Do this: Give the number of lines in the data that contain "соответствие", and nothing more.
════
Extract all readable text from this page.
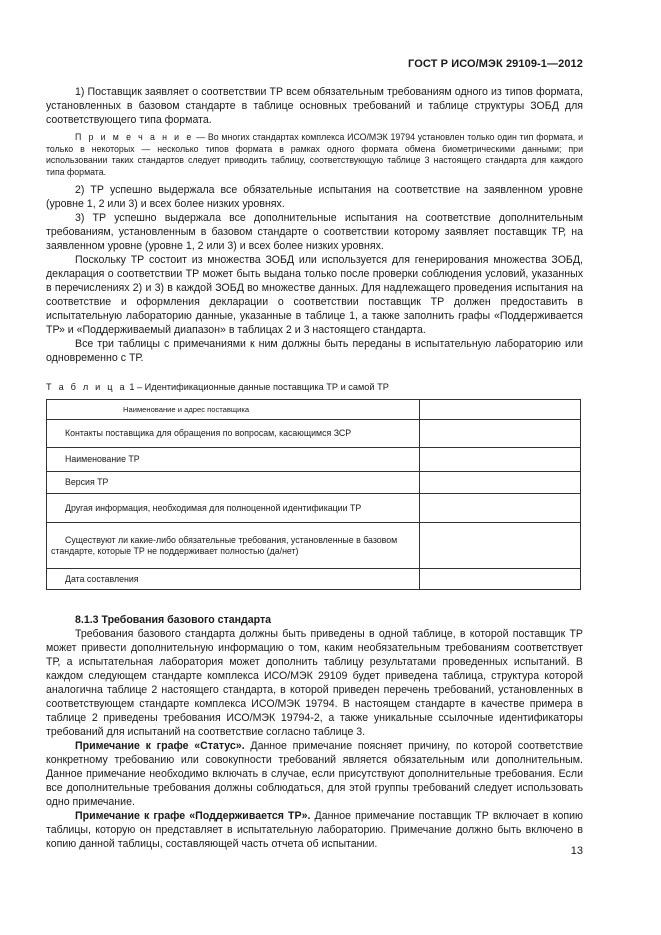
ГОСТ Р ИСО/МЭК 29109-1—2012

1) Поставщик заявляет о соответствии ТР всем обязательным требованиям одного из типов формата, установленных в базовом стандарте в таблице основных требований и таблице структуры ЗОБД для соответствующего типа формата.

П р и м е ч а н и е — Во многих стандартах комплекса ИСО/МЭК 19794 установлен только один тип формата, и только в некоторых — несколько типов формата в рамках одного формата обмена биометрическими данными; при использовании таких стандартов следует приводить таблицу, соответствующую таблице 3 настоящего стандарта для каждого типа формата.

2) ТР успешно выдержала все обязательные испытания на соответствие на заявленном уровне (уровне 1, 2 или 3) и всех более низких уровнях.

3) ТР успешно выдержала все дополнительные испытания на соответствие дополнительным требованиям, установленным в базовом стандарте о соответствии которому заявляет поставщик ТР, на заявленном уровне (уровне 1, 2 или 3) и всех более низких уровнях.

Поскольку ТР состоит из множества ЗОБД или используется для генерирования множества ЗОБД, декларация о соответствии ТР может быть выдана только после проверки соблюдения условий, указанных в перечислениях 2) и 3) в каждой ЗОБД во множестве данных. Для надлежащего проведения испытания на соответствие и оформления декларации о соответствии поставщик ТР должен предоставить в испытательную лабораторию данные, указанные в таблице 1, а также заполнить графы «Поддерживается ТР» и «Поддерживаемый диапазон» в таблицах 2 и 3 настоящего стандарта.

Все три таблицы с примечаниями к ним должны быть переданы в испытательную лабораторию или одновременно с ТР.

Т а б л и ц а 1 – Идентификационные данные поставщика ТР и самой ТР
Наименование и адрес поставщика	
Контакты поставщика для обращения по вопросам, касающимся ЗСР	
Наименование ТР	
Версия ТР	

Другая информация, необходимая для полноценной идентификации ТР	

Существуют ли какие-либо обязательные требования, установленные в базовом стандарте, которые ТР не поддерживает полностью (да/нет)	

Дата составления	

8.1.3 Требования базового стандарта

Требования базового стандарта должны быть приведены в одной таблице, в которой поставщик ТР может привести дополнительную информацию о том, каким необязательным требованиям соответствует ТР, а испытательная лаборатория может дополнить таблицу результатами проведенных испытаний. В каждом следующем стандарте комплекса ИСО/МЭК 29109 будет приведена таблица, структура которой аналогична таблице 2 настоящего стандарта, в которой приведен перечень требований, установленных в соответствующем стандарте комплекса ИСО/МЭК 19794. В настоящем стандарте в качестве примера в таблице 2 приведены требования ИСО/МЭК 19794-2, а также уникальные ссылочные идентификаторы требований для испытаний на соответствие согласно таблице 3.

Примечание к графе «Статус». Данное примечание поясняет причину, по которой соответствие конкретному требованию или совокупности требований является обязательным или дополнительным. Данное примечание необходимо включать в случае, если присутствуют дополнительные требования. Если все дополнительные требования должны соблюдаться, для этой группы требований следует использовать одно примечание.

Примечание к графе «Поддерживается ТР». Данное примечание поставщик ТР включает в копию таблицы, которую он представляет в испытательную лабораторию. Примечание должно быть включено в копию данной таблицы, составляющей часть отчета об испытании.

13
════
The solution: 5